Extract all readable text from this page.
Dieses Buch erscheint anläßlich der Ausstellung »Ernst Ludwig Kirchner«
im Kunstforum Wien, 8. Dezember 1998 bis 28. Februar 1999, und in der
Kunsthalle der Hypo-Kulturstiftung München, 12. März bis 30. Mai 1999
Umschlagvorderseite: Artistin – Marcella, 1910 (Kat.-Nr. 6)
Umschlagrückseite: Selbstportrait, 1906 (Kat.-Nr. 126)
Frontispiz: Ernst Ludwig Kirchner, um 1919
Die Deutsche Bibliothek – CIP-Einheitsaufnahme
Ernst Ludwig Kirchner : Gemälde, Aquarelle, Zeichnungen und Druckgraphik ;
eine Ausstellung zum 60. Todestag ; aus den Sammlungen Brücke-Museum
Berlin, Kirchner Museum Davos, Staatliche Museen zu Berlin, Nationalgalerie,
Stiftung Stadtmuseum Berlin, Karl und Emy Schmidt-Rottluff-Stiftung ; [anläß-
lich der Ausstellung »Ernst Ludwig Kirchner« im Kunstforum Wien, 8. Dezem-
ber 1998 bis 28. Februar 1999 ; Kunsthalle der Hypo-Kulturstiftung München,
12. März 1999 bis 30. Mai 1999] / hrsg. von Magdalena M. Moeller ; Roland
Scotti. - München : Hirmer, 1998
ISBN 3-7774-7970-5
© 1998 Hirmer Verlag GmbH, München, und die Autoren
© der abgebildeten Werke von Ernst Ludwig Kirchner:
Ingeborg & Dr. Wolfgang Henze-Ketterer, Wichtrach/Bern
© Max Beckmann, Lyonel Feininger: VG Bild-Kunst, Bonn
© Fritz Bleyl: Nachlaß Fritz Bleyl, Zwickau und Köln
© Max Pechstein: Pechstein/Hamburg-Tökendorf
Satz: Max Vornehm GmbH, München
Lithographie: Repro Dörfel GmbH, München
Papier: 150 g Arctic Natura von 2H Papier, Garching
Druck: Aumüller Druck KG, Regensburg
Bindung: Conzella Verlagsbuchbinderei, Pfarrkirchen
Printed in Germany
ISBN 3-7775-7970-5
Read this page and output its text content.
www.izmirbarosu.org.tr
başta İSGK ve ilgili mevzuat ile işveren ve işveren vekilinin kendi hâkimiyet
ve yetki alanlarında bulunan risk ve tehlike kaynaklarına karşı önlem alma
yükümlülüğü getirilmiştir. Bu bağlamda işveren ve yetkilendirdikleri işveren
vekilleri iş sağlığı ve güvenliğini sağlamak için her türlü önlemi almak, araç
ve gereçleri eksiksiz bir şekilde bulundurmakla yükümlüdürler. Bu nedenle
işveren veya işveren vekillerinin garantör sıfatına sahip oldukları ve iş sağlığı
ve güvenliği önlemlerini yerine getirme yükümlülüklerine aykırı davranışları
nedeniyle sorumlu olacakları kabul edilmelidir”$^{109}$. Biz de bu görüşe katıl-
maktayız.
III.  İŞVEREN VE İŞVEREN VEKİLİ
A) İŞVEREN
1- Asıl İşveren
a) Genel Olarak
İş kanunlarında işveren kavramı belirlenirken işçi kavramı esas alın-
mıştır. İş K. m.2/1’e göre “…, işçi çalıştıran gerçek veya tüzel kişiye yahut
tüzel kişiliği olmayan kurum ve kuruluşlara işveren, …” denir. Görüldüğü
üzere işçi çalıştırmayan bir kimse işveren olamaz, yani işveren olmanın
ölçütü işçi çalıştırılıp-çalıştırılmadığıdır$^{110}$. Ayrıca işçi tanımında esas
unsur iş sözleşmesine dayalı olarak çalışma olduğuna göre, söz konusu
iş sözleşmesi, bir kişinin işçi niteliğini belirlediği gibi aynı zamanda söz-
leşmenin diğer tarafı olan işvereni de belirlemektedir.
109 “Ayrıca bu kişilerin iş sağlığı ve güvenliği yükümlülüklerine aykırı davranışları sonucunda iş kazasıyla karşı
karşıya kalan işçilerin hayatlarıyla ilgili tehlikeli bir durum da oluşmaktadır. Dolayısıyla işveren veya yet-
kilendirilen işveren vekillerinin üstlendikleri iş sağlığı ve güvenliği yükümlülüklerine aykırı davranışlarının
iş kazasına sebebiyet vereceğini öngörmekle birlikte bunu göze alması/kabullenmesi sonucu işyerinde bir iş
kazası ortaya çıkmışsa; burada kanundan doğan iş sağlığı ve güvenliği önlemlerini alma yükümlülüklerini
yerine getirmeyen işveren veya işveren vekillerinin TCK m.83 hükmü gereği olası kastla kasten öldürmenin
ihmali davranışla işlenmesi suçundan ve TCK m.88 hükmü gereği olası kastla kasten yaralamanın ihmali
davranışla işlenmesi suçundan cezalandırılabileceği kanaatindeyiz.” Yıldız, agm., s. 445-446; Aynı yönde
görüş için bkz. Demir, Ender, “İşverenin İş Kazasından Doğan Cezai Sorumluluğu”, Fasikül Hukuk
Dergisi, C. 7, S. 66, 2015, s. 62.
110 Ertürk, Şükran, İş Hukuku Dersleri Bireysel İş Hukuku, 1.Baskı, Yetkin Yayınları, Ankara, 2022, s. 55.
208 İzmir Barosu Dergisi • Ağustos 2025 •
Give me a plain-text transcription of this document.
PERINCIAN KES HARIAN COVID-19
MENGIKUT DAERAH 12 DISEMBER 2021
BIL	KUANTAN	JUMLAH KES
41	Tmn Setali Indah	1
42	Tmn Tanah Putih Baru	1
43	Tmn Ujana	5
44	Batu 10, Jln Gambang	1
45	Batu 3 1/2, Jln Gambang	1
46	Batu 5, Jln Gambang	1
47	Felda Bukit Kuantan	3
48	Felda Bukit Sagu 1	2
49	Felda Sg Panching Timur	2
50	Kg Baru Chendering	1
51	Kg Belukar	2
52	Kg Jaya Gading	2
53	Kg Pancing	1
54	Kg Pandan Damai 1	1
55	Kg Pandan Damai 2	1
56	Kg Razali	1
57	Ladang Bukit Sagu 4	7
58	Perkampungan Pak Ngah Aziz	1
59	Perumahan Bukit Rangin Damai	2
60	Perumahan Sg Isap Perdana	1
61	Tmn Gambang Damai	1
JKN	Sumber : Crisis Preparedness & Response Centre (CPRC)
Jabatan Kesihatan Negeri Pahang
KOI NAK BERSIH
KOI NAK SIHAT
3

....

Brief:
Type out the whole listing above again, exactly as it stands.

Answer to the problem:
Extract all readable text from this page.
Dieses Buch erscheint anläßlich der Ausstellung »Ernst Ludwig Kirchner«
im Kunstforum Wien, 8. Dezember 1998 bis 28. Februar 1999, und in der
Kunsthalle der Hypo-Kulturstiftung München, 12. März bis 30. Mai 1999
Umschlagvorderseite: Artistin – Marcella, 1910 (Kat.-Nr. 6)
Umschlagrückseite: Selbstportrait, 1906 (Kat.-Nr. 126)
Frontispiz: Ernst Ludwig Kirchner, um 1919
Die Deutsche Bibliothek – CIP-Einheitsaufnahme
Ernst Ludwig Kirchner : Gemälde, Aquarelle, Zeichnungen und Druckgraphik ;
eine Ausstellung zum 60. Todestag ; aus den Sammlungen Brücke-Museum
Berlin, Kirchner Museum Davos, Staatliche Museen zu Berlin, Nationalgalerie,
Stiftung Stadtmuseum Berlin, Karl und Emy Schmidt-Rottluff-Stiftung ; [anläß-
lich der Ausstellung »Ernst Ludwig Kirchner« im Kunstforum Wien, 8. Dezem-
ber 1998 bis 28. Februar 1999 ; Kunsthalle der Hypo-Kulturstiftung München,
12. März 1999 bis 30. Mai 1999] / hrsg. von Magdalena M. Moeller ; Roland
Scotti. - München : Hirmer, 1998
ISBN 3-7774-7970-5
© 1998 Hirmer Verlag GmbH, München, und die Autoren
© der abgebildeten Werke von Ernst Ludwig Kirchner:
Ingeborg & Dr. Wolfgang Henze-Ketterer, Wichtrach/Bern
© Max Beckmann, Lyonel Feininger: VG Bild-Kunst, Bonn
© Fritz Bleyl: Nachlaß Fritz Bleyl, Zwickau und Köln
© Max Pechstein: Pechstein/Hamburg-Tökendorf
Satz: Max Vornehm GmbH, München
Lithographie: Repro Dörfel GmbH, München
Papier: 150 g Arctic Natura von 2H Papier, Garching
Druck: Aumüller Druck KG, Regensburg
Bindung: Conzella Verlagsbuchbinderei, Pfarrkirchen
Printed in Germany
ISBN 3-7775-7970-5
Read this page and output its text content.
www.izmirbarosu.org.tr
başta İSGK ve ilgili mevzuat ile işveren ve işveren vekilinin kendi hâkimiyet
ve yetki alanlarında bulunan risk ve tehlike kaynaklarına karşı önlem alma
yükümlülüğü getirilmiştir. Bu bağlamda işveren ve yetkilendirdikleri işveren
vekilleri iş sağlığı ve güvenliğini sağlamak için her türlü önlemi almak, araç
ve gereçleri eksiksiz bir şekilde bulundurmakla yükümlüdürler. Bu nedenle
işveren veya işveren vekillerinin garantör sıfatına sahip oldukları ve iş sağlığı
ve güvenliği önlemlerini yerine getirme yükümlülüklerine aykırı davranışları
nedeniyle sorumlu olacakları kabul edilmelidir”$^{109}$. Biz de bu görüşe katıl-
maktayız.
III.  İŞVEREN VE İŞVEREN VEKİLİ
A) İŞVEREN
1- Asıl İşveren
a) Genel Olarak
İş kanunlarında işveren kavramı belirlenirken işçi kavramı esas alın-
mıştır. İş K. m.2/1’e göre “…, işçi çalıştıran gerçek veya tüzel kişiye yahut
tüzel kişiliği olmayan kurum ve kuruluşlara işveren, …” denir. Görüldüğü
üzere işçi çalıştırmayan bir kimse işveren olamaz, yani işveren olmanın
ölçütü işçi çalıştırılıp-çalıştırılmadığıdır$^{110}$. Ayrıca işçi tanımında esas
unsur iş sözleşmesine dayalı olarak çalışma olduğuna göre, söz konusu
iş sözleşmesi, bir kişinin işçi niteliğini belirlediği gibi aynı zamanda söz-
leşmenin diğer tarafı olan işvereni de belirlemektedir.
109 “Ayrıca bu kişilerin iş sağlığı ve güvenliği yükümlülüklerine aykırı davranışları sonucunda iş kazasıyla karşı
karşıya kalan işçilerin hayatlarıyla ilgili tehlikeli bir durum da oluşmaktadır. Dolayısıyla işveren veya yet-
kilendirilen işveren vekillerinin üstlendikleri iş sağlığı ve güvenliği yükümlülüklerine aykırı davranışlarının
iş kazasına sebebiyet vereceğini öngörmekle birlikte bunu göze alması/kabullenmesi sonucu işyerinde bir iş
kazası ortaya çıkmışsa; burada kanundan doğan iş sağlığı ve güvenliği önlemlerini alma yükümlülüklerini
yerine getirmeyen işveren veya işveren vekillerinin TCK m.83 hükmü gereği olası kastla kasten öldürmenin
ihmali davranışla işlenmesi suçundan ve TCK m.88 hükmü gereği olası kastla kasten yaralamanın ihmali
davranışla işlenmesi suçundan cezalandırılabileceği kanaatindeyiz.” Yıldız, agm., s. 445-446; Aynı yönde
görüş için bkz. Demir, Ender, “İşverenin İş Kazasından Doğan Cezai Sorumluluğu”, Fasikül Hukuk
Dergisi, C. 7, S. 66, 2015, s. 62.
110 Ertürk, Şükran, İş Hukuku Dersleri Bireysel İş Hukuku, 1.Baskı, Yetkin Yayınları, Ankara, 2022, s. 55.
208 İzmir Barosu Dergisi • Ağustos 2025 •
Give me a plain-text transcription of this document.
PERINCIAN KES HARIAN COVID-19
MENGIKUT DAERAH 12 DISEMBER 2021
BIL	KUANTAN	JUMLAH KES
41	Tmn Setali Indah	1
42	Tmn Tanah Putih Baru	1
43	Tmn Ujana	5
44	Batu 10, Jln Gambang	1
45	Batu 3 1/2, Jln Gambang	1
46	Batu 5, Jln Gambang	1
47	Felda Bukit Kuantan	3
48	Felda Bukit Sagu 1	2
49	Felda Sg Panching Timur	2
50	Kg Baru Chendering	1
51	Kg Belukar	2
52	Kg Jaya Gading	2
53	Kg Pancing	1
54	Kg Pandan Damai 1	1
55	Kg Pandan Damai 2	1
56	Kg Razali	1
57	Ladang Bukit Sagu 4	7
58	Perkampungan Pak Ngah Aziz	1
59	Perumahan Bukit Rangin Damai	2
60	Perumahan Sg Isap Perdana	1
61	Tmn Gambang Damai	1
JKN	Sumber : Crisis Preparedness & Response Centre (CPRC)
Jabatan Kesihatan Negeri Pahang
KOI NAK BERSIH
KOI NAK SIHAT
3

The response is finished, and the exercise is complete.